• **THE PROBLEM**
Go through the listing below and gather every line with the word "سقطت".
--- START ---
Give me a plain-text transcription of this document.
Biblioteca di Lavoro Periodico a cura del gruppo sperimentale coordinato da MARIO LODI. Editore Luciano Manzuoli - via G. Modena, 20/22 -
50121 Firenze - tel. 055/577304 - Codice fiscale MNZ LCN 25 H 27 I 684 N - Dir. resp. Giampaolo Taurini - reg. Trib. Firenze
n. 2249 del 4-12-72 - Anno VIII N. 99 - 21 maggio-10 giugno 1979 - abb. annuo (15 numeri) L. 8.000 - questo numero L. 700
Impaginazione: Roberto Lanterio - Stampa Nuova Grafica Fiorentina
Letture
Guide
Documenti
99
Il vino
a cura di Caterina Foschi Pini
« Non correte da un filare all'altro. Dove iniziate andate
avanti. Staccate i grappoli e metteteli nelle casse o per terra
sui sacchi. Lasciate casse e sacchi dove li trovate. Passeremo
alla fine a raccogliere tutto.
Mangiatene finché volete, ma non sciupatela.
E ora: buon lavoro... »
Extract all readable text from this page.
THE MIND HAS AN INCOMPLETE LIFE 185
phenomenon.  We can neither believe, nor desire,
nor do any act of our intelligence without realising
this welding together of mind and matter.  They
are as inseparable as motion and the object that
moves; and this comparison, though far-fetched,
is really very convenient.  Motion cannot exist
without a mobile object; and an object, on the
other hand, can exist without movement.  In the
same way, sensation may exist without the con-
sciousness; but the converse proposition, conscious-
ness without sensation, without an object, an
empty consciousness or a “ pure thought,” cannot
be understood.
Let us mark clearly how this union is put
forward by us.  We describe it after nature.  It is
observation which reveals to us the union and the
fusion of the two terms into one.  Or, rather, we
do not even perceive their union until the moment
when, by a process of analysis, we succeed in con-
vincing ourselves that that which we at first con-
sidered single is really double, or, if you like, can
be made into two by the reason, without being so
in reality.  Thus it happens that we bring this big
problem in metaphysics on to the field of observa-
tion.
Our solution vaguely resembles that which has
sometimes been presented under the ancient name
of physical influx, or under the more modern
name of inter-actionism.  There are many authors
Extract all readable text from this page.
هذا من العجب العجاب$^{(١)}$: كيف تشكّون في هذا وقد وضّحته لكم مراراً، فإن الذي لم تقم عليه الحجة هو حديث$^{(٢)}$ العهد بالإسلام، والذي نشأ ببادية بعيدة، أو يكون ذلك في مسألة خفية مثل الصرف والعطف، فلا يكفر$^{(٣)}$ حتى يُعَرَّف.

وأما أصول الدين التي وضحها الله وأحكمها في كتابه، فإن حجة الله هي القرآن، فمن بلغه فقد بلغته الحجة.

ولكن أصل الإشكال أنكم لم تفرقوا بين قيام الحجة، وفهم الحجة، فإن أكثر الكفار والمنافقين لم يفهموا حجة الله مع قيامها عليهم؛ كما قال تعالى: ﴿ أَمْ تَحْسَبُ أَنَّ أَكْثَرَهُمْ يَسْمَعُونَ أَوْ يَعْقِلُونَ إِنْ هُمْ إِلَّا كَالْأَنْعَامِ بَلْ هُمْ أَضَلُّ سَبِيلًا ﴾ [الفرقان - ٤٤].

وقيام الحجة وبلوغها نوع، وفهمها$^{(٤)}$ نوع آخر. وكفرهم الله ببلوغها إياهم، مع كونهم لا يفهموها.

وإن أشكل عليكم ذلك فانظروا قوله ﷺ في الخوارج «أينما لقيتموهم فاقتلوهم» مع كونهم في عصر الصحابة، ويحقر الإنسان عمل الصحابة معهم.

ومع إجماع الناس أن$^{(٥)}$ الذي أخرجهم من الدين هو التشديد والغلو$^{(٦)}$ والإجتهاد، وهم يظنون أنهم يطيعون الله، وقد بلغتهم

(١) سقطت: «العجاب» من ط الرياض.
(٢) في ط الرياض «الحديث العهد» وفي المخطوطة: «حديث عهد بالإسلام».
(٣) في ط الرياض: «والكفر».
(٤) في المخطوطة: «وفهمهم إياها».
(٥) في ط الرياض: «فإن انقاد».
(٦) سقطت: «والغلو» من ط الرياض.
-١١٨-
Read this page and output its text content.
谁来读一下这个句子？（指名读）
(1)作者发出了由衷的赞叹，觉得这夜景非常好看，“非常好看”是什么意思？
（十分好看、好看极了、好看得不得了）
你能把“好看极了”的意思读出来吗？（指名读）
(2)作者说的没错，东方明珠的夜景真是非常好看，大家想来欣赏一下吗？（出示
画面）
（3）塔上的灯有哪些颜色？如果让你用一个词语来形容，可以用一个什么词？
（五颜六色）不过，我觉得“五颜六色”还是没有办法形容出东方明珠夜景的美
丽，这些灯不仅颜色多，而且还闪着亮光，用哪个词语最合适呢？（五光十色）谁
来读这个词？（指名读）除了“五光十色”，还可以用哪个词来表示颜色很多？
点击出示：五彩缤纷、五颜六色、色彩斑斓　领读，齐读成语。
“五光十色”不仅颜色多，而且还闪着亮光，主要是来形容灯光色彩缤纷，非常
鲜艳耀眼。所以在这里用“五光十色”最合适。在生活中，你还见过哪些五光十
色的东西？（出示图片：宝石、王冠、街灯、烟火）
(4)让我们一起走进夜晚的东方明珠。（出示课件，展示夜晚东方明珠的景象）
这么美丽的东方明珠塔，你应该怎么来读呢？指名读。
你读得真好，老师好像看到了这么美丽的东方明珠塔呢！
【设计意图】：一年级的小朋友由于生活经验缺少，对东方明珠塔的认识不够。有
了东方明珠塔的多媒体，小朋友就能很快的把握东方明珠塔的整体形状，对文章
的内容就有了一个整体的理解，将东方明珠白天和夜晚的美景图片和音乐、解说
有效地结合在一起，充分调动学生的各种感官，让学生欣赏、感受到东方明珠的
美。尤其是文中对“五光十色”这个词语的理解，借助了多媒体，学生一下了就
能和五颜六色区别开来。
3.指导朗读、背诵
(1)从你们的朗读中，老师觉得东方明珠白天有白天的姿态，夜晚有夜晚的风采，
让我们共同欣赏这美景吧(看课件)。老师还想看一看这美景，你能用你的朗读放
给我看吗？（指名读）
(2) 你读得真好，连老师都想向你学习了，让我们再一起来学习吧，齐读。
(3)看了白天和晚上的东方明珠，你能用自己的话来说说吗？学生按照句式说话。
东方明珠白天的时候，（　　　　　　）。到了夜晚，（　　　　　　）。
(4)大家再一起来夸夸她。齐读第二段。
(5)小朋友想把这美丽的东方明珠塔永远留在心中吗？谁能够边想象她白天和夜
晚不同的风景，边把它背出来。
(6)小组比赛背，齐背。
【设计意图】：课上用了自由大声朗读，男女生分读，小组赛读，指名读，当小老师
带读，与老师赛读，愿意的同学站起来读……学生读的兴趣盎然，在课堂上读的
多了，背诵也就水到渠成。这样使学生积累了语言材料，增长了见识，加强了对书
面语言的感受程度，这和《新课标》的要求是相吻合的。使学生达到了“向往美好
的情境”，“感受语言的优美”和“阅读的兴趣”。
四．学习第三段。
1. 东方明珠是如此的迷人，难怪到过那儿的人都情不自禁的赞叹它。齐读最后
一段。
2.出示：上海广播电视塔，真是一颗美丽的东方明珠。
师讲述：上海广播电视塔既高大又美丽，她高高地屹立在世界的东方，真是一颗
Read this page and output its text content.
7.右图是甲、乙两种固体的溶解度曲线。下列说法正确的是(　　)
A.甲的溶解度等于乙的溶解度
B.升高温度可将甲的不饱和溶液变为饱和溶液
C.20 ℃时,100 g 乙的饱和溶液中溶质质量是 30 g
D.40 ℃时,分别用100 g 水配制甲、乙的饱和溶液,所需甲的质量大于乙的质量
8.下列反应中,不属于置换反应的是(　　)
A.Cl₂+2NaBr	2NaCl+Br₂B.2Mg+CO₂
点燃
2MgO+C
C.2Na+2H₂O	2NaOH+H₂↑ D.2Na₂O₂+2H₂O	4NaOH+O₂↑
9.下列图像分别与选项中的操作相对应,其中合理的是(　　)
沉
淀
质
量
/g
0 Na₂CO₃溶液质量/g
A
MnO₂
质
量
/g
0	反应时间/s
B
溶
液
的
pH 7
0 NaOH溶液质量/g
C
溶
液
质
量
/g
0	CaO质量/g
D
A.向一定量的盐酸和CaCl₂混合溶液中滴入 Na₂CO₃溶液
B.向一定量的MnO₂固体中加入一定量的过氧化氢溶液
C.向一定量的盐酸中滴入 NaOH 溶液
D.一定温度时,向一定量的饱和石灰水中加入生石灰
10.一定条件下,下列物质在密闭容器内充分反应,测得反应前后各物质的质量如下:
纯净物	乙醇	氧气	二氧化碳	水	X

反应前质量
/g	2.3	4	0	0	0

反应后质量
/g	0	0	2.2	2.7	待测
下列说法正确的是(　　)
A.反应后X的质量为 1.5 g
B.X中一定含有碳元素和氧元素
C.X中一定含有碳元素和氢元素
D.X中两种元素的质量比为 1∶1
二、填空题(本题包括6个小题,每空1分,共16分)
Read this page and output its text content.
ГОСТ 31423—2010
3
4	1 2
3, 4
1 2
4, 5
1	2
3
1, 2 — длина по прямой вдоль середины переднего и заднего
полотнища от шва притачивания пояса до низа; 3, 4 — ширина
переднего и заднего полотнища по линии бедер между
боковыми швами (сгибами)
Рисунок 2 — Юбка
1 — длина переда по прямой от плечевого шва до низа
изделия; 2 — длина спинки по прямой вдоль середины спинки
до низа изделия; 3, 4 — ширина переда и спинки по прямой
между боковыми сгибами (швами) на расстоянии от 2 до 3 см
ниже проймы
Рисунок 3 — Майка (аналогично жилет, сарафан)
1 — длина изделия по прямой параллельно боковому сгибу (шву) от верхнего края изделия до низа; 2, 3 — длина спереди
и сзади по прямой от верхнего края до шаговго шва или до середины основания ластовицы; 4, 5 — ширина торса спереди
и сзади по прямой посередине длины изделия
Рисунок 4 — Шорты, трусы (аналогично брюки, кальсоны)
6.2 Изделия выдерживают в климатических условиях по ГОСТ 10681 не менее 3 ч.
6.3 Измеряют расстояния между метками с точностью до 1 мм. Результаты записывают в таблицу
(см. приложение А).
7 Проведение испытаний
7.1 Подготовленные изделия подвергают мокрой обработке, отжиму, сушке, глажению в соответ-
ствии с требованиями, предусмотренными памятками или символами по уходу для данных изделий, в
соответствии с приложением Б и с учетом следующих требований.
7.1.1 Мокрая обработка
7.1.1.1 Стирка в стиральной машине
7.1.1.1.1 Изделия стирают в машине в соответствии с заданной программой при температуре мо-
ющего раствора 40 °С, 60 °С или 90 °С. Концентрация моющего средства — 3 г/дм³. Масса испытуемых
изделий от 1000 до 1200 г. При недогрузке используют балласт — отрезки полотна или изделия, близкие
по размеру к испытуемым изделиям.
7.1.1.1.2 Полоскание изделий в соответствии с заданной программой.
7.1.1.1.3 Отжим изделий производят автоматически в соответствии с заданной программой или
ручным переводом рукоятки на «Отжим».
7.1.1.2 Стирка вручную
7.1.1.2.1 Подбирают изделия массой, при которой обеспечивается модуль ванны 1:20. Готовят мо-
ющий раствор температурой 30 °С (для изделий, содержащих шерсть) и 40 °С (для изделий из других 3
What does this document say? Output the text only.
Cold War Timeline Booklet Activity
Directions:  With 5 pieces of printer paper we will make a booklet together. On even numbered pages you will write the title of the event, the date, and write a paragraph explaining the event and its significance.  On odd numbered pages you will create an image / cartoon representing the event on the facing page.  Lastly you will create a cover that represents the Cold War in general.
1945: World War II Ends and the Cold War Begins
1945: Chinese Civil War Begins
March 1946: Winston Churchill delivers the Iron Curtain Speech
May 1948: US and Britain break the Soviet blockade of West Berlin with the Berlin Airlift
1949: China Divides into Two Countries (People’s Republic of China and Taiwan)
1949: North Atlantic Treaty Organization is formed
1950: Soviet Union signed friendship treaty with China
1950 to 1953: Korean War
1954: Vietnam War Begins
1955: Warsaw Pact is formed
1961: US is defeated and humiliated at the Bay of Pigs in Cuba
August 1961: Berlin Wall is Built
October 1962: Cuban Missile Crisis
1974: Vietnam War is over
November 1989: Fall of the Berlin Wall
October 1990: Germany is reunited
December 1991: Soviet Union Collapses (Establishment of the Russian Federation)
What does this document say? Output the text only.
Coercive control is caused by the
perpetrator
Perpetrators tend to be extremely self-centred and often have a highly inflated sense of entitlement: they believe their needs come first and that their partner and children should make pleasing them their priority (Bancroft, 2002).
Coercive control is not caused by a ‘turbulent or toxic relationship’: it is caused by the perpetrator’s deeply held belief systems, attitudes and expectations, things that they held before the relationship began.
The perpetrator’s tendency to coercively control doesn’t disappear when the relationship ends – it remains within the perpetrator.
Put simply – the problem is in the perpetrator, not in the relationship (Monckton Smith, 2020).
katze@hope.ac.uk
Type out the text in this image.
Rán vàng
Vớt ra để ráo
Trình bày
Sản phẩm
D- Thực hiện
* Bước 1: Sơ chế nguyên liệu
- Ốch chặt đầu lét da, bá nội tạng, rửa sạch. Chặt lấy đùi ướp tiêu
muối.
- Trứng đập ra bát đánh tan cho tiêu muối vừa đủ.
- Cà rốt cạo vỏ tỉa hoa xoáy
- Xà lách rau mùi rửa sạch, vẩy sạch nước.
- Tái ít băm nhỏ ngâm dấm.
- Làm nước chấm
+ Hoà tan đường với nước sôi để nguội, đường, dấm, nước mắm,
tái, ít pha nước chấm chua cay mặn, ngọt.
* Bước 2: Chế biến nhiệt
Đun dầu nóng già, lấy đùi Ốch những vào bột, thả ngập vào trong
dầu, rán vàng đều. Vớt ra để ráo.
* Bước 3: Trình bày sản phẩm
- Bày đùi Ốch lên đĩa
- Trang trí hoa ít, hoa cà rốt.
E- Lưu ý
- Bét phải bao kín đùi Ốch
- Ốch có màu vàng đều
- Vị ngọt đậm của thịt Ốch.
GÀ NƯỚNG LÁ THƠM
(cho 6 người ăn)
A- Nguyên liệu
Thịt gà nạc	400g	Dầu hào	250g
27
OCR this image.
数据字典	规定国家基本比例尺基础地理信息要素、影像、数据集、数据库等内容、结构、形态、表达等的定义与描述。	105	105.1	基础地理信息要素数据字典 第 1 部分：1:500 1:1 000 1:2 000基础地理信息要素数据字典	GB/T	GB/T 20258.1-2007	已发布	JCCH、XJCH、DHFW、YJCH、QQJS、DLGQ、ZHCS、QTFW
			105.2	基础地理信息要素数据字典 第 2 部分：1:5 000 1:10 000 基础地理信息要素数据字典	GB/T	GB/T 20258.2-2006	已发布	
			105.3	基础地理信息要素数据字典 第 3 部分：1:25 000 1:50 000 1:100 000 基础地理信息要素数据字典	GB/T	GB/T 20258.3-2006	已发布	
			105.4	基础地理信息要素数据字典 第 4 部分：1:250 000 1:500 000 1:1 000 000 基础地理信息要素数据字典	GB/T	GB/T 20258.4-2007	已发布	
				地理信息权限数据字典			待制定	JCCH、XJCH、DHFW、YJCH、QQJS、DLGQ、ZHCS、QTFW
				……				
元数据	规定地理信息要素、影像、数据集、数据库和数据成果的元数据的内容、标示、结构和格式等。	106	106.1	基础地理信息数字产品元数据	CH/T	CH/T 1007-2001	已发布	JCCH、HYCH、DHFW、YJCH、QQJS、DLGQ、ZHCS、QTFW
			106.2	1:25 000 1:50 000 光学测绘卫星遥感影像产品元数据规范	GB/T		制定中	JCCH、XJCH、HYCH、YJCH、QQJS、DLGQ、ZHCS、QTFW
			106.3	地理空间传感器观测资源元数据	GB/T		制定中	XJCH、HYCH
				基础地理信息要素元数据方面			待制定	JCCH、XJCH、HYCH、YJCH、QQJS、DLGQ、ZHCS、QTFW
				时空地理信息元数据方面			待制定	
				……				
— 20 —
--- END ---
• **RESPONSE**
(١) سقطت: «العجاب» من ط الرياض.
(٦) سقطت: «والغلو» من ط الرياض.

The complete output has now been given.